_Objective_
Once the pictures are set aside, transcribe the remaining data exactly.

_Data records_
>> START

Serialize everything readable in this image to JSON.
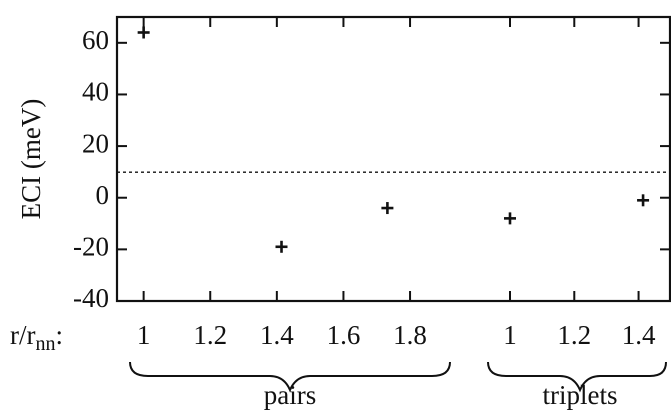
{
  "chart_data": {
    "type": "scatter",
    "title": "",
    "ylabel": "ECI (meV)",
    "xlabel_prefix": "r/r",
    "xlabel_subscript": "nn",
    "xlabel_suffix": ":",
    "ylim": [
      -40,
      70
    ],
    "yticks": [
      -40,
      -20,
      0,
      20,
      40,
      60
    ],
    "zero_line": "dashed",
    "grid": false,
    "groups": [
      {
        "name": "pairs",
        "xlim": [
          0.92,
          1.95
        ],
        "xticks": [
          1,
          1.2,
          1.4,
          1.6,
          1.8
        ],
        "points": [
          {
            "x": 1.0,
            "y": 64
          },
          {
            "x": 1.414,
            "y": -19
          },
          {
            "x": 1.732,
            "y": -4
          }
        ]
      },
      {
        "name": "triplets",
        "xlim": [
          1.0,
          1.42
        ],
        "xticks": [
          1,
          1.2,
          1.4
        ],
        "points": [
          {
            "x": 1.0,
            "y": -8
          },
          {
            "x": 1.414,
            "y": -1
          }
        ]
      }
    ]
  }
}
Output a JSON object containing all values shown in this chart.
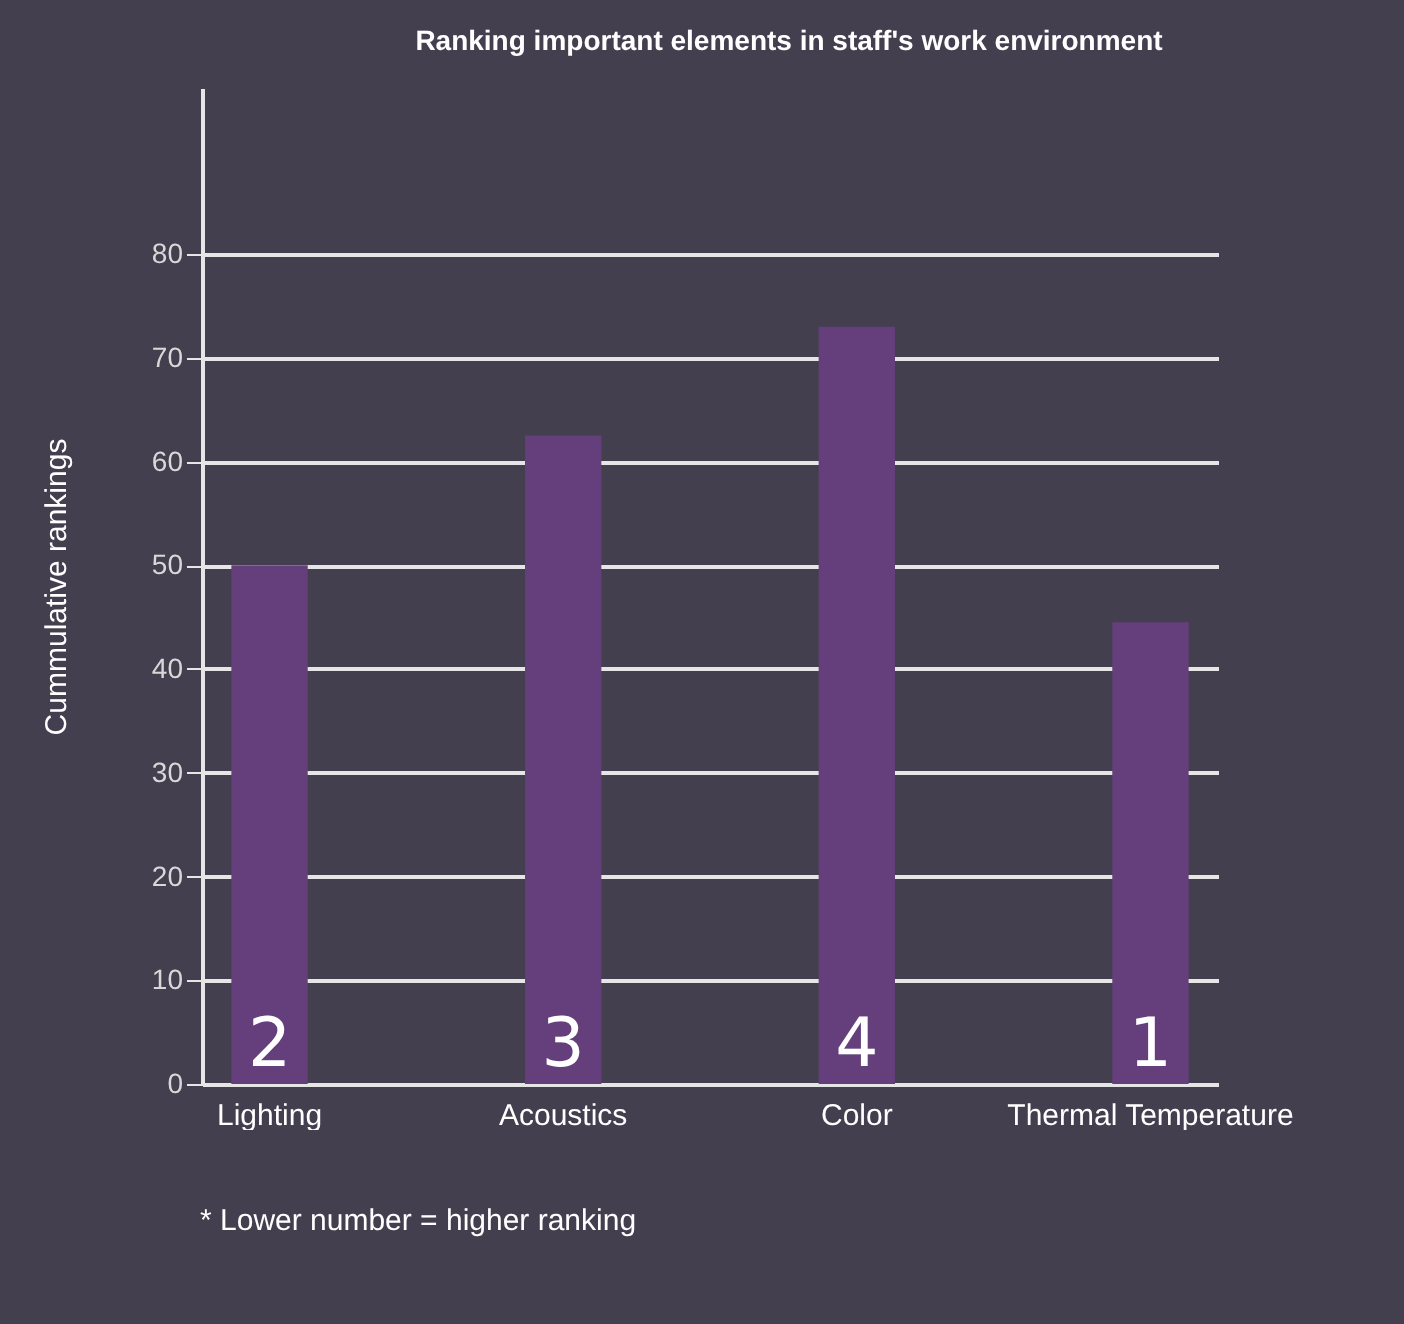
{
  "chart_data": {
    "type": "bar",
    "title": "Ranking important elements in staff's work environment",
    "ylabel": "Cummulative rankings",
    "categories": [
      "Lighting",
      "Acoustics",
      "Color",
      "Thermal Temperature"
    ],
    "values": [
      50,
      62.5,
      73,
      44.5
    ],
    "color": "#643f7c",
    "ylim": [
      0,
      96
    ],
    "yticks": [
      0,
      10,
      20,
      30,
      40,
      50,
      60,
      70,
      80
    ],
    "grid": "y",
    "annotations": [
      "2",
      "3",
      "4",
      "1",
      "* Lower number = higher ranking"
    ]
  }
}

>> END

_Completed exercise_
Serialize everything readable in this image to JSON.
{
  "chart_data": {
    "type": "scatter",
    "title": "",
    "ylabel": "ECI (meV)",
    "xlabel_prefix": "r/r",
    "xlabel_subscript": "nn",
    "xlabel_suffix": ":",
    "ylim": [
      -40,
      70
    ],
    "yticks": [
      -40,
      -20,
      0,
      20,
      40,
      60
    ],
    "zero_line": "dashed",
    "grid": false,
    "groups": [
      {
        "name": "pairs",
        "xlim": [
          0.92,
          1.95
        ],
        "xticks": [
          1,
          1.2,
          1.4,
          1.6,
          1.8
        ],
        "points": [
          {
            "x": 1.0,
            "y": 64
          },
          {
            "x": 1.414,
            "y": -19
          },
          {
            "x": 1.732,
            "y": -4
          }
        ]
      },
      {
        "name": "triplets",
        "xlim": [
          1.0,
          1.42
        ],
        "xticks": [
          1,
          1.2,
          1.4
        ],
        "points": [
          {
            "x": 1.0,
            "y": -8
          },
          {
            "x": 1.414,
            "y": -1
          }
        ]
      }
    ]
  }
}
Output a JSON object containing all values shown in this chart.
{
  "chart_data": {
    "type": "bar",
    "title": "Ranking important elements in staff's work environment",
    "ylabel": "Cummulative rankings",
    "categories": [
      "Lighting",
      "Acoustics",
      "Color",
      "Thermal Temperature"
    ],
    "values": [
      50,
      62.5,
      73,
      44.5
    ],
    "color": "#643f7c",
    "ylim": [
      0,
      96
    ],
    "yticks": [
      0,
      10,
      20,
      30,
      40,
      50,
      60,
      70,
      80
    ],
    "grid": "y",
    "annotations": [
      "2",
      "3",
      "4",
      "1",
      "* Lower number = higher ranking"
    ]
  }
}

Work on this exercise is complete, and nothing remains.